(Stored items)
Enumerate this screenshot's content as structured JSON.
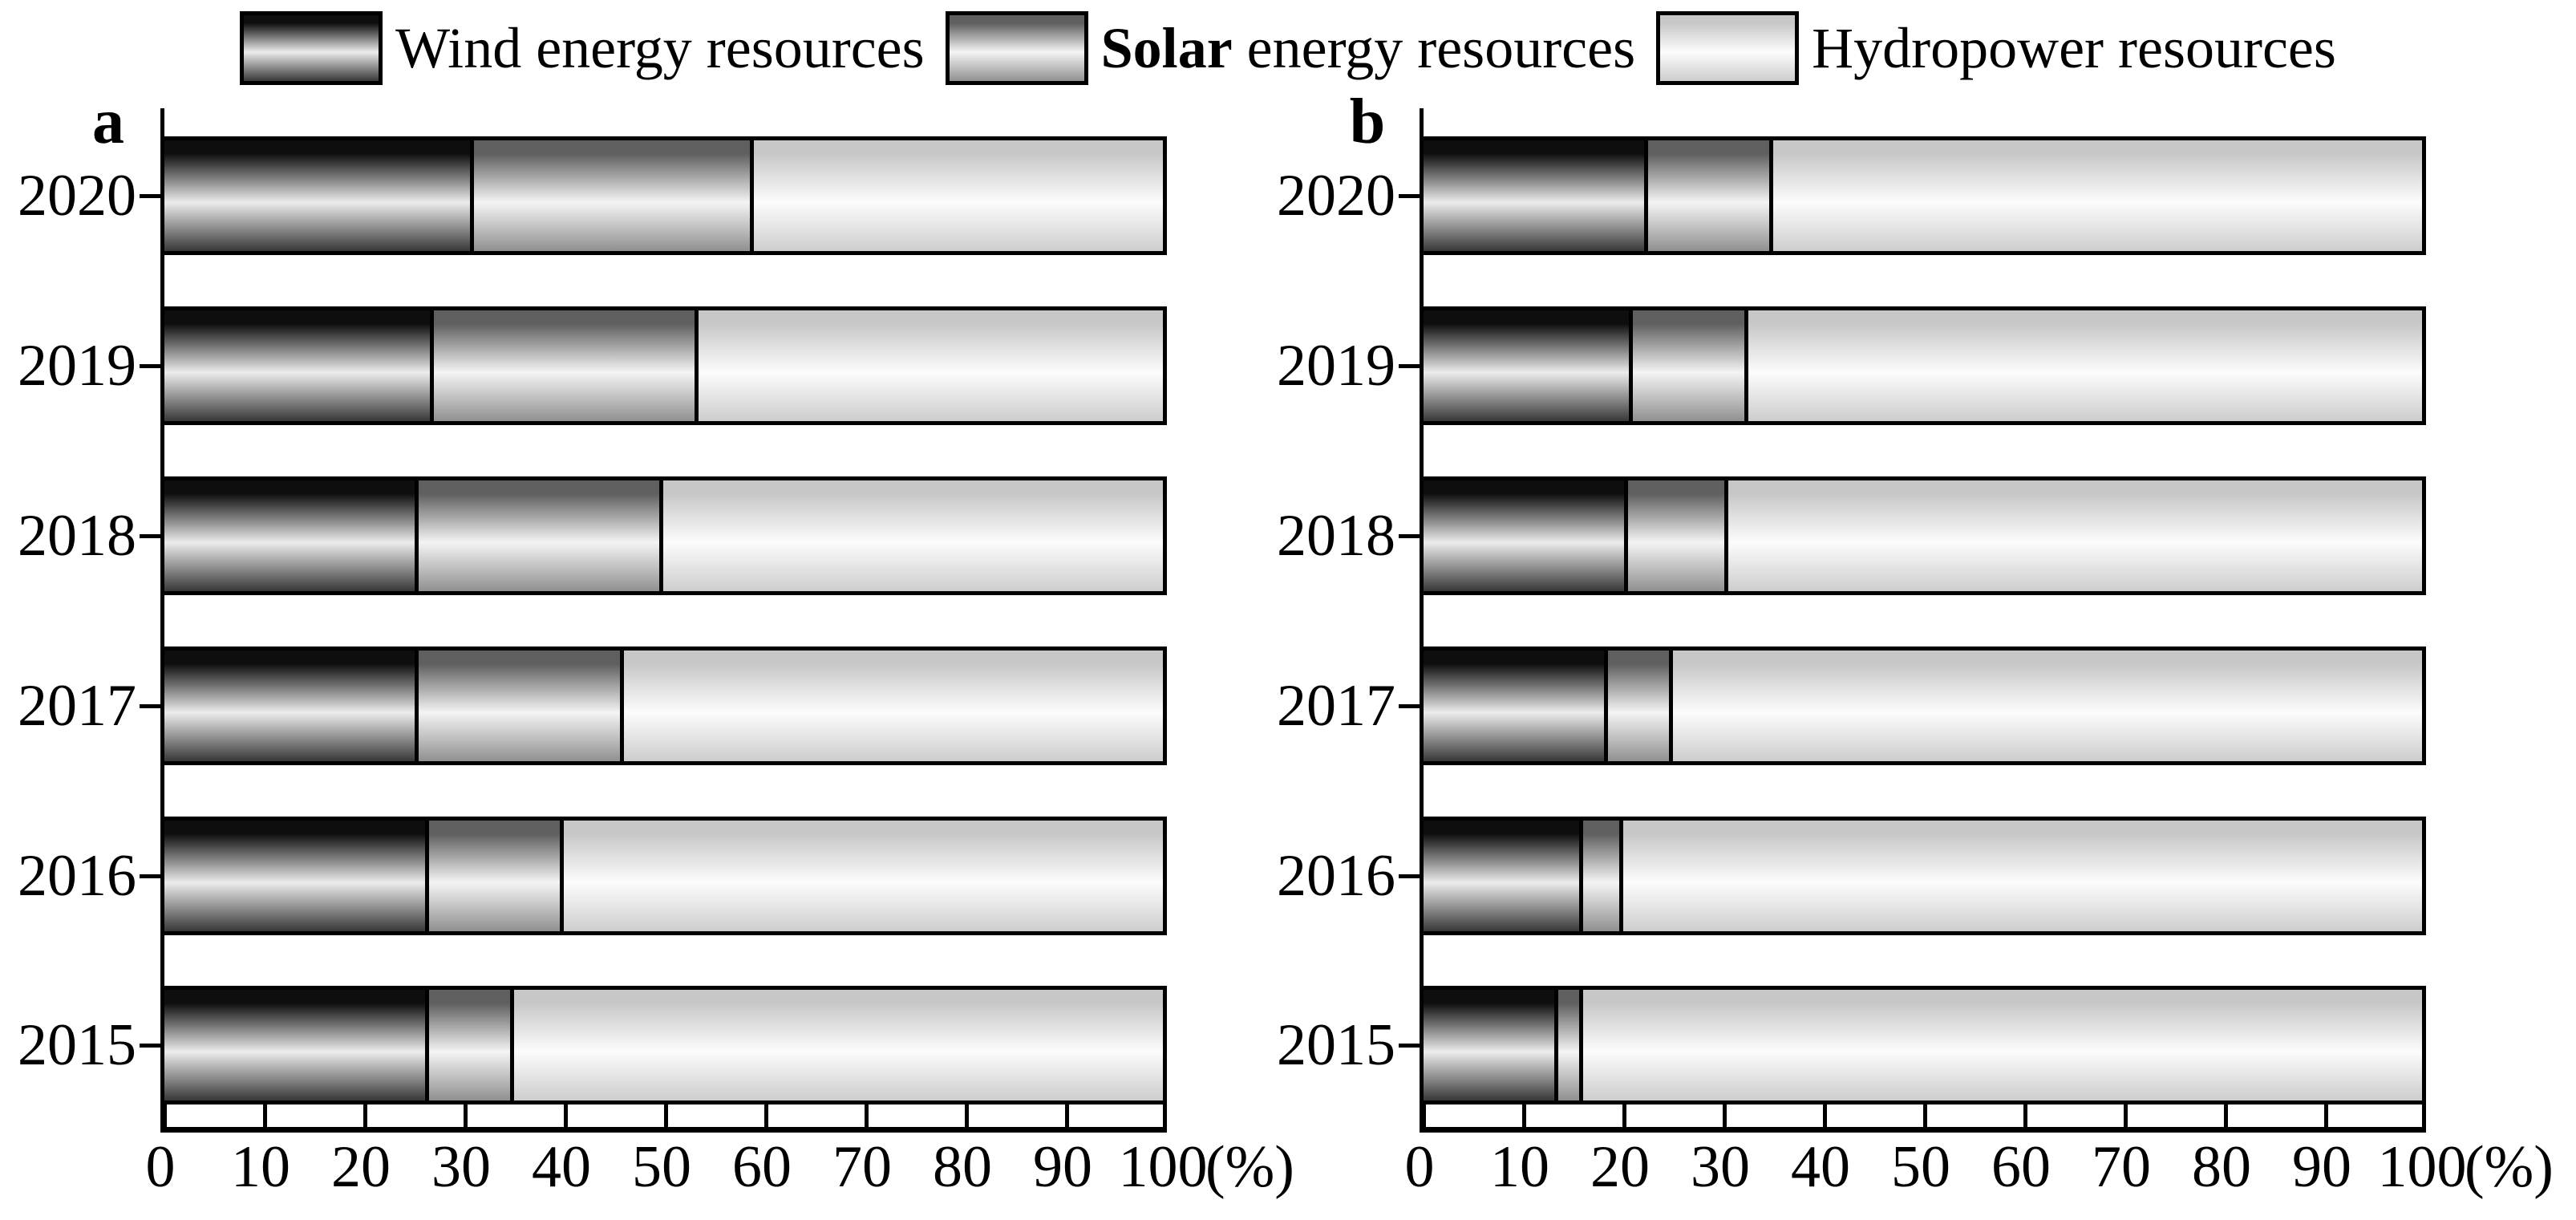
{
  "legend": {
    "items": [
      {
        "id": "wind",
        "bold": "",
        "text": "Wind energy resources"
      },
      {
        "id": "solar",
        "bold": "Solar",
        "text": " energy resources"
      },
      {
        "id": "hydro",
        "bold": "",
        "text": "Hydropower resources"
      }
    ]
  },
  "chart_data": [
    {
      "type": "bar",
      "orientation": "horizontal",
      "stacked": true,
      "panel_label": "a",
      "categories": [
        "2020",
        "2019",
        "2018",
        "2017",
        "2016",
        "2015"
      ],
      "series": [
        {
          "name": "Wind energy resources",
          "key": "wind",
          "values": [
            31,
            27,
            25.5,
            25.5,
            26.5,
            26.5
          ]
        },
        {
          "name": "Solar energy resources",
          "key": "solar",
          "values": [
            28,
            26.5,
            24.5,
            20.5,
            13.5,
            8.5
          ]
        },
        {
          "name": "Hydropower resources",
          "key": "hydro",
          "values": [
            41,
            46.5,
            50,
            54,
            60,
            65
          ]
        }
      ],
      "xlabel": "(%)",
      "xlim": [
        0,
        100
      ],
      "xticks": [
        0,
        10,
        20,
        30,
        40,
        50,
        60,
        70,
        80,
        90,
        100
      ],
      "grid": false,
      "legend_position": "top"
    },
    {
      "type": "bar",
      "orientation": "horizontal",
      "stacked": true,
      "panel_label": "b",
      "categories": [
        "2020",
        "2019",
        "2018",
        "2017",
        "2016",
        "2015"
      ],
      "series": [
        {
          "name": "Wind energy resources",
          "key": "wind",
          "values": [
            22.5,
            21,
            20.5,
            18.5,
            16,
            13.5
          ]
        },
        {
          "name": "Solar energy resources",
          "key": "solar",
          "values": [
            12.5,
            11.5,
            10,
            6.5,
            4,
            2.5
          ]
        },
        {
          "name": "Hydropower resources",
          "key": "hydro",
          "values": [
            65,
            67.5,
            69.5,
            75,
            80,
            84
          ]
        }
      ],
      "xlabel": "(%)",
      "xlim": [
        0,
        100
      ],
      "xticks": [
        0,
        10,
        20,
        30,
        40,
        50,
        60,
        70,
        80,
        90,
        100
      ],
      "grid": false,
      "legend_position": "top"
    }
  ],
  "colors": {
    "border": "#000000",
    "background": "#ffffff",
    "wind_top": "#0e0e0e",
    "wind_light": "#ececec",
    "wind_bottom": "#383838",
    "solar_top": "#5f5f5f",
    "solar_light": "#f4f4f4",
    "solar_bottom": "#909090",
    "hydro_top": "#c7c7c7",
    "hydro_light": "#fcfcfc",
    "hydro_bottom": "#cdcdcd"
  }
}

> _What needs to be done_: Write every record out again exactly; no pictures belong in the copy.

> _The completed task_:
Enumerate this screenshot's content as structured JSON.
{
  "legend": {
    "items": [
      {
        "id": "wind",
        "bold": "",
        "text": "Wind energy resources"
      },
      {
        "id": "solar",
        "bold": "Solar",
        "text": " energy resources"
      },
      {
        "id": "hydro",
        "bold": "",
        "text": "Hydropower resources"
      }
    ]
  },
  "chart_data": [
    {
      "type": "bar",
      "orientation": "horizontal",
      "stacked": true,
      "panel_label": "a",
      "categories": [
        "2020",
        "2019",
        "2018",
        "2017",
        "2016",
        "2015"
      ],
      "series": [
        {
          "name": "Wind energy resources",
          "key": "wind",
          "values": [
            31,
            27,
            25.5,
            25.5,
            26.5,
            26.5
          ]
        },
        {
          "name": "Solar energy resources",
          "key": "solar",
          "values": [
            28,
            26.5,
            24.5,
            20.5,
            13.5,
            8.5
          ]
        },
        {
          "name": "Hydropower resources",
          "key": "hydro",
          "values": [
            41,
            46.5,
            50,
            54,
            60,
            65
          ]
        }
      ],
      "xlabel": "(%)",
      "xlim": [
        0,
        100
      ],
      "xticks": [
        0,
        10,
        20,
        30,
        40,
        50,
        60,
        70,
        80,
        90,
        100
      ],
      "grid": false,
      "legend_position": "top"
    },
    {
      "type": "bar",
      "orientation": "horizontal",
      "stacked": true,
      "panel_label": "b",
      "categories": [
        "2020",
        "2019",
        "2018",
        "2017",
        "2016",
        "2015"
      ],
      "series": [
        {
          "name": "Wind energy resources",
          "key": "wind",
          "values": [
            22.5,
            21,
            20.5,
            18.5,
            16,
            13.5
          ]
        },
        {
          "name": "Solar energy resources",
          "key": "solar",
          "values": [
            12.5,
            11.5,
            10,
            6.5,
            4,
            2.5
          ]
        },
        {
          "name": "Hydropower resources",
          "key": "hydro",
          "values": [
            65,
            67.5,
            69.5,
            75,
            80,
            84
          ]
        }
      ],
      "xlabel": "(%)",
      "xlim": [
        0,
        100
      ],
      "xticks": [
        0,
        10,
        20,
        30,
        40,
        50,
        60,
        70,
        80,
        90,
        100
      ],
      "grid": false,
      "legend_position": "top"
    }
  ],
  "colors": {
    "border": "#000000",
    "background": "#ffffff",
    "wind_top": "#0e0e0e",
    "wind_light": "#ececec",
    "wind_bottom": "#383838",
    "solar_top": "#5f5f5f",
    "solar_light": "#f4f4f4",
    "solar_bottom": "#909090",
    "hydro_top": "#c7c7c7",
    "hydro_light": "#fcfcfc",
    "hydro_bottom": "#cdcdcd"
  }
}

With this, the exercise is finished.